WRITTEN REQUEST:
Take the material below and retype it in full; pictures are left out.

[Saved entries]
********
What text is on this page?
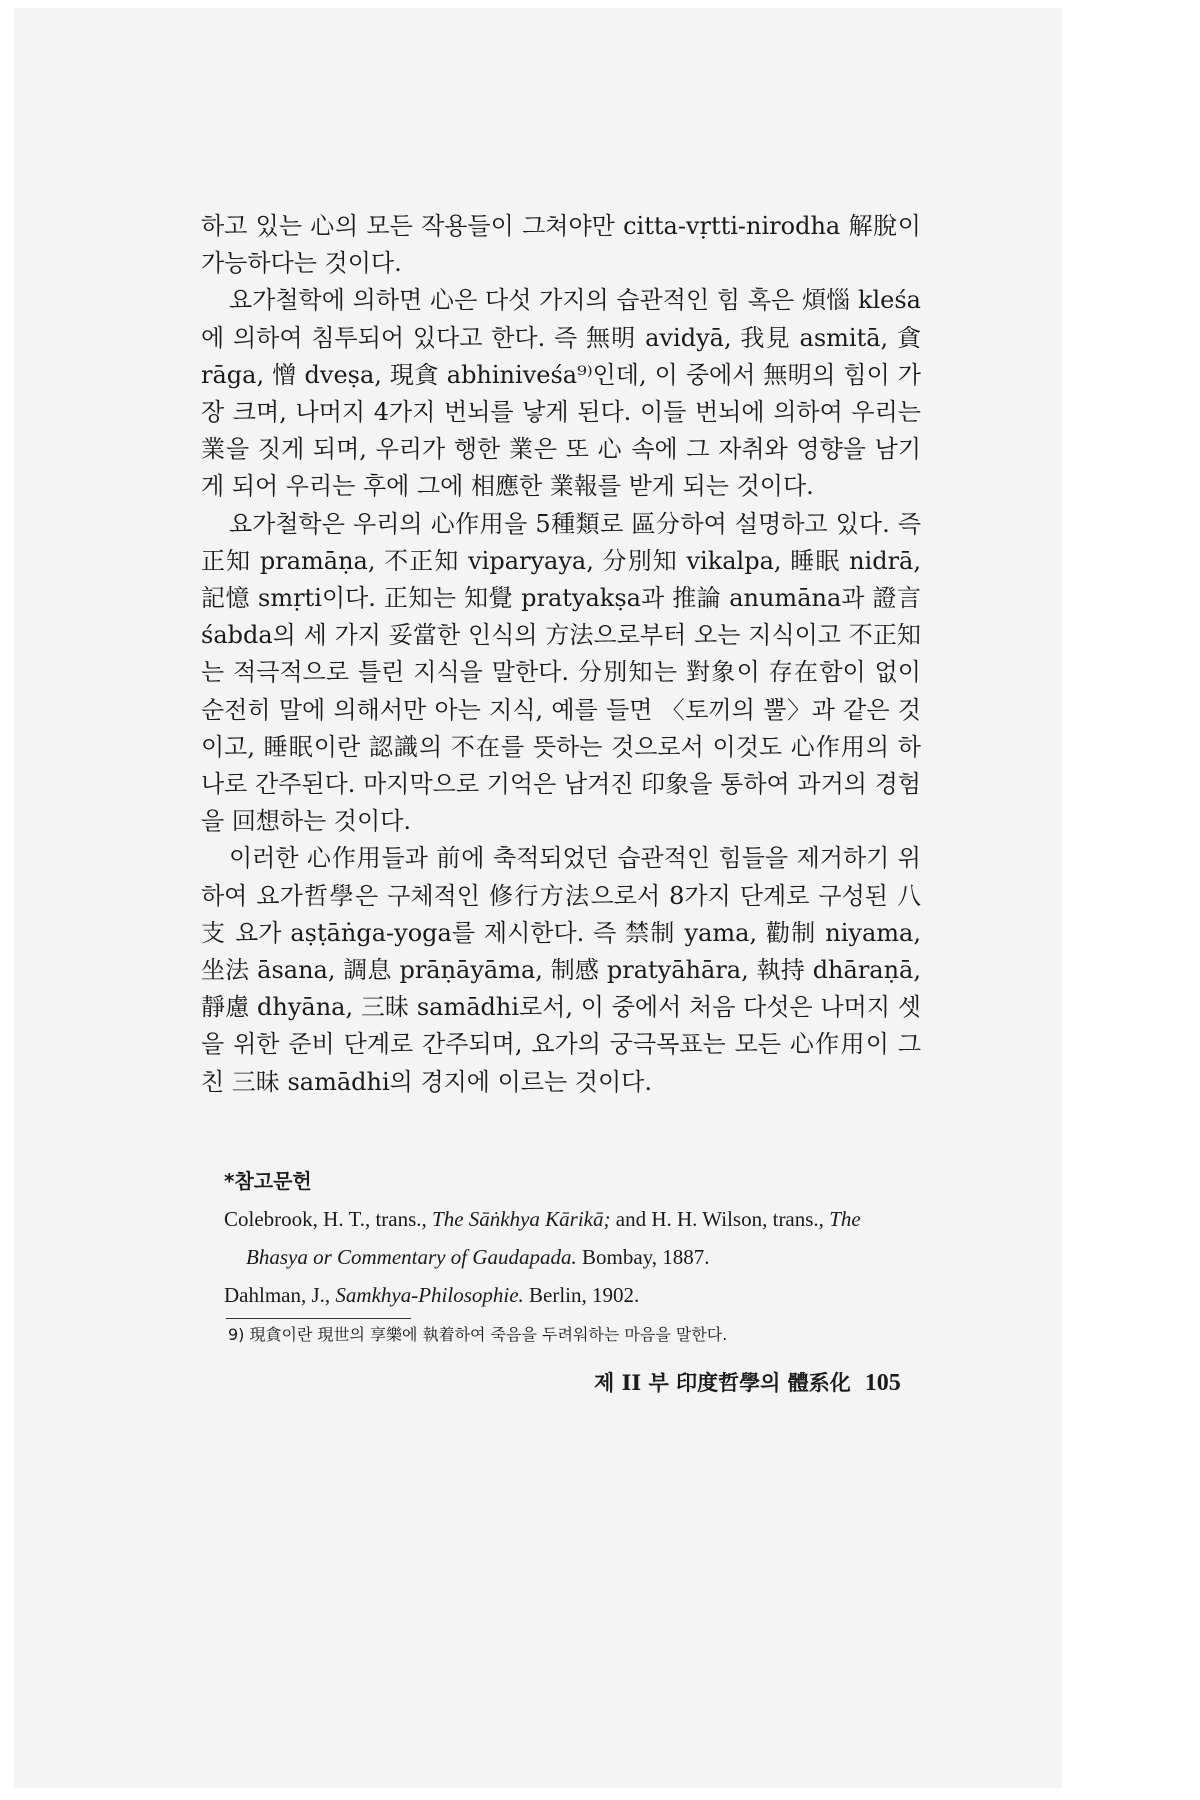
하고 있는 心의 모든 작용들이 그쳐야만 citta-vṛtti-nirodha 解脫이 가능하다는 것이다.

요가철학에 의하면 心은 다섯 가지의 습관적인 힘 혹은 煩惱 kleśa에 의하여 침투되어 있다고 한다. 즉 無明 avidyā, 我見 asmitā, 貪 rāga, 憎 dveṣa, 現貪 abhiniveśa⁹⁾인데, 이 중에서 無明의 힘이 가장 크며, 나머지 4가지 번뇌를 낳게 된다. 이들 번뇌에 의하여 우리는 業을 짓게 되며, 우리가 행한 業은 또 心 속에 그 자취와 영향을 남기게 되어 우리는 후에 그에 相應한 業報를 받게 되는 것이다.

요가철학은 우리의 心作用을 5種類로 區分하여 설명하고 있다. 즉 正知 pramāṇa, 不正知 viparyaya, 分別知 vikalpa, 睡眠 nidrā, 記憶 smṛti이다. 正知는 知覺 pratyakṣa과 推論 anumāna과 證言 śabda의 세 가지 妥當한 인식의 方法으로부터 오는 지식이고 不正知는 적극적으로 틀린 지식을 말한다. 分別知는 對象이 存在함이 없이 순전히 말에 의해서만 아는 지식, 예를 들면 〈토끼의 뿔〉과 같은 것이고, 睡眠이란 認識의 不在를 뜻하는 것으로서 이것도 心作用의 하나로 간주된다. 마지막으로 기억은 남겨진 印象을 통하여 과거의 경험을 回想하는 것이다.

이러한 心作用들과 前에 축적되었던 습관적인 힘들을 제거하기 위하여 요가哲學은 구체적인 修行方法으로서 8가지 단계로 구성된 八支 요가 aṣṭāṅga-yoga를 제시한다. 즉 禁制 yama, 勸制 niyama, 坐法 āsana, 調息 prāṇāyāma, 制感 pratyāhāra, 執持 dhāraṇā, 靜慮 dhyāna, 三昧 samādhi로서, 이 중에서 처음 다섯은 나머지 셋을 위한 준비 단계로 간주되며, 요가의 궁극목표는 모든 心作用이 그친 三昧 samādhi의 경지에 이르는 것이다.

*참고문헌
Colebrook, H. T., trans., The Sāṅkhya Kārikā; and H. H. Wilson, trans., The Bhasya or Commentary of Gaudapada. Bombay, 1887.
Dahlman, J., Samkhya-Philosophie. Berlin, 1902.
9) 現貪이란 現世의 享樂에 執着하여 죽음을 두려워하는 마음을 말한다.
제 II 부 印度哲學의 體系化 105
********
OUTPUT BELOW:
What text is on this page?
하고 있는 心의 모든 작용들이 그쳐야만 citta-vṛtti-nirodha 解脫이 가능하다는 것이다.

요가철학에 의하면 心은 다섯 가지의 습관적인 힘 혹은 煩惱 kleśa에 의하여 침투되어 있다고 한다. 즉 無明 avidyā, 我見 asmitā, 貪 rāga, 憎 dveṣa, 現貪 abhiniveśa⁹⁾인데, 이 중에서 無明의 힘이 가장 크며, 나머지 4가지 번뇌를 낳게 된다. 이들 번뇌에 의하여 우리는 業을 짓게 되며, 우리가 행한 業은 또 心 속에 그 자취와 영향을 남기게 되어 우리는 후에 그에 相應한 業報를 받게 되는 것이다.

요가철학은 우리의 心作用을 5種類로 區分하여 설명하고 있다. 즉 正知 pramāṇa, 不正知 viparyaya, 分別知 vikalpa, 睡眠 nidrā, 記憶 smṛti이다. 正知는 知覺 pratyakṣa과 推論 anumāna과 證言 śabda의 세 가지 妥當한 인식의 方法으로부터 오는 지식이고 不正知는 적극적으로 틀린 지식을 말한다. 分別知는 對象이 存在함이 없이 순전히 말에 의해서만 아는 지식, 예를 들면 〈토끼의 뿔〉과 같은 것이고, 睡眠이란 認識의 不在를 뜻하는 것으로서 이것도 心作用의 하나로 간주된다. 마지막으로 기억은 남겨진 印象을 통하여 과거의 경험을 回想하는 것이다.

이러한 心作用들과 前에 축적되었던 습관적인 힘들을 제거하기 위하여 요가哲學은 구체적인 修行方法으로서 8가지 단계로 구성된 八支 요가 aṣṭāṅga-yoga를 제시한다. 즉 禁制 yama, 勸制 niyama, 坐法 āsana, 調息 prāṇāyāma, 制感 pratyāhāra, 執持 dhāraṇā, 靜慮 dhyāna, 三昧 samādhi로서, 이 중에서 처음 다섯은 나머지 셋을 위한 준비 단계로 간주되며, 요가의 궁극목표는 모든 心作用이 그친 三昧 samādhi의 경지에 이르는 것이다.

*참고문헌
Colebrook, H. T., trans., The Sāṅkhya Kārikā; and H. H. Wilson, trans., The Bhasya or Commentary of Gaudapada. Bombay, 1887.
Dahlman, J., Samkhya-Philosophie. Berlin, 1902.
9) 現貪이란 現世의 享樂에 執着하여 죽음을 두려워하는 마음을 말한다.
제 II 부 印度哲學의 體系化 105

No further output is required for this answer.